### YOUR INSTRUCTIONS
Copy every one of the rows below verbatim, line by line, with no changes.
-- start of DATASET RECORDS --
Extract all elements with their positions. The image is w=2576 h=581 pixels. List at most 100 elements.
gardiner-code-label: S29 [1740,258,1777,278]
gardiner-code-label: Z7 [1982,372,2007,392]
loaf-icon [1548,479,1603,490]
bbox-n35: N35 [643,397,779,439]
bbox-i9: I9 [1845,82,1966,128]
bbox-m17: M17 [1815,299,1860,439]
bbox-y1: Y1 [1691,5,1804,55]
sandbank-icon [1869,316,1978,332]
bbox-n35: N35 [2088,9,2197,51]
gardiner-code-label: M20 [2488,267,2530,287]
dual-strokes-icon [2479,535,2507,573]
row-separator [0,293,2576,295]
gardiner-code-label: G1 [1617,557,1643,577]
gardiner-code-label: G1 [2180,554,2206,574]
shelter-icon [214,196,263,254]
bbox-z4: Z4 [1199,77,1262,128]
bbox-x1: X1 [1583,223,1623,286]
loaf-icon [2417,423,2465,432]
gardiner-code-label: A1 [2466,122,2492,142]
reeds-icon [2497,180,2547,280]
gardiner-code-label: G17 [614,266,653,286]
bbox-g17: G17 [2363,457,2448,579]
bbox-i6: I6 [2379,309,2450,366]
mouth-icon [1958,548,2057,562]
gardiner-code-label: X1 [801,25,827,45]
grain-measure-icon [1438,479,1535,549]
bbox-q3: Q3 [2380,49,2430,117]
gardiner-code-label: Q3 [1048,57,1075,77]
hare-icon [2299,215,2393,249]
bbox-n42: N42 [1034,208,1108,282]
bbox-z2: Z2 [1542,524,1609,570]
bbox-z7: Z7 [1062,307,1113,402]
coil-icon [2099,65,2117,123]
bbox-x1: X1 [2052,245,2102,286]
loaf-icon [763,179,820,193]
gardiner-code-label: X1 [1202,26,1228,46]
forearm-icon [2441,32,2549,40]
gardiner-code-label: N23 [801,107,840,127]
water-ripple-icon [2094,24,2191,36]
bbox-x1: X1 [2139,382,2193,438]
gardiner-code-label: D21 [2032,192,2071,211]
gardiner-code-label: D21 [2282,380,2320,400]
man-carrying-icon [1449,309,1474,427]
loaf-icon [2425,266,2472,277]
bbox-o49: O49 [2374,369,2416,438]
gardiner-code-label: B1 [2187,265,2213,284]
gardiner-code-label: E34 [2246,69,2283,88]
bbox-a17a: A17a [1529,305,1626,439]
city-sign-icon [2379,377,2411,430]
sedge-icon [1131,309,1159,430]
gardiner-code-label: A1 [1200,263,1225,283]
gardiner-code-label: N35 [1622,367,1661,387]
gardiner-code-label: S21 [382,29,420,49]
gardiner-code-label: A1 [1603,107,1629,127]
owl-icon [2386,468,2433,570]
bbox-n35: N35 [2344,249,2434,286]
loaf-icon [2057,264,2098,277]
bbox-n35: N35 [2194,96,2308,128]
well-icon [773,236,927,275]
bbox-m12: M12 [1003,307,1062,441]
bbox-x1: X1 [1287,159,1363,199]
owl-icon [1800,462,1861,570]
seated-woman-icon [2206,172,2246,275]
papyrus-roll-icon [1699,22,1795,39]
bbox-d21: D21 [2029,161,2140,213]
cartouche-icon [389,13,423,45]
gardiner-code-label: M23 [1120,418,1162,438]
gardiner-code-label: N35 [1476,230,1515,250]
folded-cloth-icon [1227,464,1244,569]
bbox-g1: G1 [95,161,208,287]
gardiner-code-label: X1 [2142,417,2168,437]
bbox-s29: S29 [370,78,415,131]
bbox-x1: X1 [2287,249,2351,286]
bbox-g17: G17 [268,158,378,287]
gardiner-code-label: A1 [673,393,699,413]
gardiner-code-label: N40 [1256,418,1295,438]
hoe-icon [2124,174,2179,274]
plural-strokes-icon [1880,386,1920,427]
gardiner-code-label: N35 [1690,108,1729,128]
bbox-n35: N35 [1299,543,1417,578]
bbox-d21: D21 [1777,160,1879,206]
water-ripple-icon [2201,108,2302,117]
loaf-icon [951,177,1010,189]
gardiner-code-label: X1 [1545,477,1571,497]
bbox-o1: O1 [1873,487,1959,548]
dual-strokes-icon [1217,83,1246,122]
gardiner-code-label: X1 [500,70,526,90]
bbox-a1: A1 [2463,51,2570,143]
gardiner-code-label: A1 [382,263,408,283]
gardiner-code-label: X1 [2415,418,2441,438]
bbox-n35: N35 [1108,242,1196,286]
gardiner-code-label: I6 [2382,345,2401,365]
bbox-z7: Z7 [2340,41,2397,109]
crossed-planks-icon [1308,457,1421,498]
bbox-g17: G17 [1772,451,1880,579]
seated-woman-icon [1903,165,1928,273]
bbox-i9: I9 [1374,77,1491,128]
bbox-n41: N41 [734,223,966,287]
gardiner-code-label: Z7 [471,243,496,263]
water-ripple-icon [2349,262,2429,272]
-- end of DATASET RECORDS --
### ANSWER TO THIS TASK
Extract all elements with their positions. The image is w=2576 h=581 pixels. List at most 100 elements.
gardiner-code-label: S29 [1740,258,1777,278]
gardiner-code-label: Z7 [1982,372,2007,392]
loaf-icon [1548,479,1603,490]
bbox-n35: N35 [643,397,779,439]
bbox-i9: I9 [1845,82,1966,128]
bbox-m17: M17 [1815,299,1860,439]
bbox-y1: Y1 [1691,5,1804,55]
sandbank-icon [1869,316,1978,332]
bbox-n35: N35 [2088,9,2197,51]
gardiner-code-label: M20 [2488,267,2530,287]
dual-strokes-icon [2479,535,2507,573]
row-separator [0,293,2576,295]
gardiner-code-label: G1 [1617,557,1643,577]
gardiner-code-label: G1 [2180,554,2206,574]
shelter-icon [214,196,263,254]
bbox-z4: Z4 [1199,77,1262,128]
bbox-x1: X1 [1583,223,1623,286]
loaf-icon [2417,423,2465,432]
gardiner-code-label: A1 [2466,122,2492,142]
reeds-icon [2497,180,2547,280]
gardiner-code-label: G17 [614,266,653,286]
bbox-g17: G17 [2363,457,2448,579]
bbox-i6: I6 [2379,309,2450,366]
mouth-icon [1958,548,2057,562]
gardiner-code-label: X1 [801,25,827,45]
grain-measure-icon [1438,479,1535,549]
bbox-q3: Q3 [2380,49,2430,117]
gardiner-code-label: Q3 [1048,57,1075,77]
hare-icon [2299,215,2393,249]
bbox-n42: N42 [1034,208,1108,282]
bbox-z2: Z2 [1542,524,1609,570]
bbox-z7: Z7 [1062,307,1113,402]
coil-icon [2099,65,2117,123]
bbox-x1: X1 [2052,245,2102,286]
loaf-icon [763,179,820,193]
gardiner-code-label: X1 [1202,26,1228,46]
forearm-icon [2441,32,2549,40]
gardiner-code-label: N23 [801,107,840,127]
water-ripple-icon [2094,24,2191,36]
bbox-x1: X1 [2139,382,2193,438]
gardiner-code-label: D21 [2032,192,2071,211]
gardiner-code-label: D21 [2282,380,2320,400]
man-carrying-icon [1449,309,1474,427]
loaf-icon [2425,266,2472,277]
bbox-o49: O49 [2374,369,2416,438]
gardiner-code-label: B1 [2187,265,2213,284]
gardiner-code-label: E34 [2246,69,2283,88]
bbox-a17a: A17a [1529,305,1626,439]
city-sign-icon [2379,377,2411,430]
sedge-icon [1131,309,1159,430]
gardiner-code-label: A1 [1200,263,1225,283]
gardiner-code-label: N35 [1622,367,1661,387]
gardiner-code-label: S21 [382,29,420,49]
gardiner-code-label: A1 [1603,107,1629,127]
owl-icon [2386,468,2433,570]
bbox-n35: N35 [2344,249,2434,286]
loaf-icon [2057,264,2098,277]
bbox-n35: N35 [2194,96,2308,128]
well-icon [773,236,927,275]
bbox-m12: M12 [1003,307,1062,441]
bbox-x1: X1 [1287,159,1363,199]
owl-icon [1800,462,1861,570]
seated-woman-icon [2206,172,2246,275]
papyrus-roll-icon [1699,22,1795,39]
bbox-d21: D21 [2029,161,2140,213]
cartouche-icon [389,13,423,45]
gardiner-code-label: M23 [1120,418,1162,438]
gardiner-code-label: N35 [1476,230,1515,250]
folded-cloth-icon [1227,464,1244,569]
bbox-g1: G1 [95,161,208,287]
gardiner-code-label: X1 [2142,417,2168,437]
bbox-s29: S29 [370,78,415,131]
bbox-x1: X1 [2287,249,2351,286]
bbox-g17: G17 [268,158,378,287]
gardiner-code-label: A1 [673,393,699,413]
gardiner-code-label: N40 [1256,418,1295,438]
hoe-icon [2124,174,2179,274]
plural-strokes-icon [1880,386,1920,427]
gardiner-code-label: N35 [1690,108,1729,128]
bbox-n35: N35 [1299,543,1417,578]
bbox-d21: D21 [1777,160,1879,206]
water-ripple-icon [2201,108,2302,117]
loaf-icon [951,177,1010,189]
gardiner-code-label: X1 [1545,477,1571,497]
bbox-o1: O1 [1873,487,1959,548]
dual-strokes-icon [1217,83,1246,122]
gardiner-code-label: X1 [500,70,526,90]
bbox-a1: A1 [2463,51,2570,143]
gardiner-code-label: A1 [382,263,408,283]
gardiner-code-label: X1 [2415,418,2441,438]
bbox-n35: N35 [1108,242,1196,286]
gardiner-code-label: I6 [2382,345,2401,365]
bbox-z7: Z7 [2340,41,2397,109]
crossed-planks-icon [1308,457,1421,498]
bbox-g17: G17 [1772,451,1880,579]
seated-woman-icon [1903,165,1928,273]
bbox-i9: I9 [1374,77,1491,128]
bbox-n41: N41 [734,223,966,287]
gardiner-code-label: Z7 [471,243,496,263]
water-ripple-icon [2349,262,2429,272]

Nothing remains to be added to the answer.